STATED PROBLEM
Would you transcribe all of the data exactly, down to the last character?

Data entries

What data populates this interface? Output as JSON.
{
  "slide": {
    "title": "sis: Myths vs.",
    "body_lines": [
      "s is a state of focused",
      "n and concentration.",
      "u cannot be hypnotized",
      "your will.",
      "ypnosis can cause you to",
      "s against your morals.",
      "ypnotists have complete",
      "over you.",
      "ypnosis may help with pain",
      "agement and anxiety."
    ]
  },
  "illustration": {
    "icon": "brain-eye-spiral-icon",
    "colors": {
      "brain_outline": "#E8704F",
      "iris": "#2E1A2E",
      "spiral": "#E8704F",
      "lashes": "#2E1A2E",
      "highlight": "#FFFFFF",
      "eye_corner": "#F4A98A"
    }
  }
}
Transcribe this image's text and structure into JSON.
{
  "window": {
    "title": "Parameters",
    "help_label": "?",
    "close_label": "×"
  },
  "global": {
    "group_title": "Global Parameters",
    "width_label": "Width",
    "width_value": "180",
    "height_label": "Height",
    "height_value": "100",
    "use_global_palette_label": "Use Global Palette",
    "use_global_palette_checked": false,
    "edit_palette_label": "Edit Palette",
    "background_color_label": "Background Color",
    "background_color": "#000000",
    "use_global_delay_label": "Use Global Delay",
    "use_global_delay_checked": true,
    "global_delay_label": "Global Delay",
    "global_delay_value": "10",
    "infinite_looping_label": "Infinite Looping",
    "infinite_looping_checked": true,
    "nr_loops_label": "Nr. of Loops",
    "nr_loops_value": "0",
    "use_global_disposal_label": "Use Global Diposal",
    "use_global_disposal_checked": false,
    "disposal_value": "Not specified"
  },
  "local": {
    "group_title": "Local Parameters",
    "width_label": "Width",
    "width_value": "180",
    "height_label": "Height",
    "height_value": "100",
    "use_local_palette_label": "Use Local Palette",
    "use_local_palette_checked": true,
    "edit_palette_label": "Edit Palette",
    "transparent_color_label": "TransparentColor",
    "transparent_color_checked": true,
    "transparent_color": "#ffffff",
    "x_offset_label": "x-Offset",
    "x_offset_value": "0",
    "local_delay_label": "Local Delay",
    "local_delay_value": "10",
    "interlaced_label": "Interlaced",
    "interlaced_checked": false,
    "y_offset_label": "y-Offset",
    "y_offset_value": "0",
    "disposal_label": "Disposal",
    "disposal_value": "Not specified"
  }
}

TASK OUTPUT
What data populates this interface? Output as JSON.
{
  "slide": {
    "title": "sis: Myths vs.",
    "body_lines": [
      "s is a state of focused",
      "n and concentration.",
      "u cannot be hypnotized",
      "your will.",
      "ypnosis can cause you to",
      "s against your morals.",
      "ypnotists have complete",
      "over you.",
      "ypnosis may help with pain",
      "agement and anxiety."
    ]
  },
  "illustration": {
    "icon": "brain-eye-spiral-icon",
    "colors": {
      "brain_outline": "#E8704F",
      "iris": "#2E1A2E",
      "spiral": "#E8704F",
      "lashes": "#2E1A2E",
      "highlight": "#FFFFFF",
      "eye_corner": "#F4A98A"
    }
  }
}
Transcribe this image's text and structure into JSON.
{
  "window": {
    "title": "Parameters",
    "help_label": "?",
    "close_label": "×"
  },
  "global": {
    "group_title": "Global Parameters",
    "width_label": "Width",
    "width_value": "180",
    "height_label": "Height",
    "height_value": "100",
    "use_global_palette_label": "Use Global Palette",
    "use_global_palette_checked": false,
    "edit_palette_label": "Edit Palette",
    "background_color_label": "Background Color",
    "background_color": "#000000",
    "use_global_delay_label": "Use Global Delay",
    "use_global_delay_checked": true,
    "global_delay_label": "Global Delay",
    "global_delay_value": "10",
    "infinite_looping_label": "Infinite Looping",
    "infinite_looping_checked": true,
    "nr_loops_label": "Nr. of Loops",
    "nr_loops_value": "0",
    "use_global_disposal_label": "Use Global Diposal",
    "use_global_disposal_checked": false,
    "disposal_value": "Not specified"
  },
  "local": {
    "group_title": "Local Parameters",
    "width_label": "Width",
    "width_value": "180",
    "height_label": "Height",
    "height_value": "100",
    "use_local_palette_label": "Use Local Palette",
    "use_local_palette_checked": true,
    "edit_palette_label": "Edit Palette",
    "transparent_color_label": "TransparentColor",
    "transparent_color_checked": true,
    "transparent_color": "#ffffff",
    "x_offset_label": "x-Offset",
    "x_offset_value": "0",
    "local_delay_label": "Local Delay",
    "local_delay_value": "10",
    "interlaced_label": "Interlaced",
    "interlaced_checked": false,
    "y_offset_label": "y-Offset",
    "y_offset_value": "0",
    "disposal_label": "Disposal",
    "disposal_value": "Not specified"
  }
}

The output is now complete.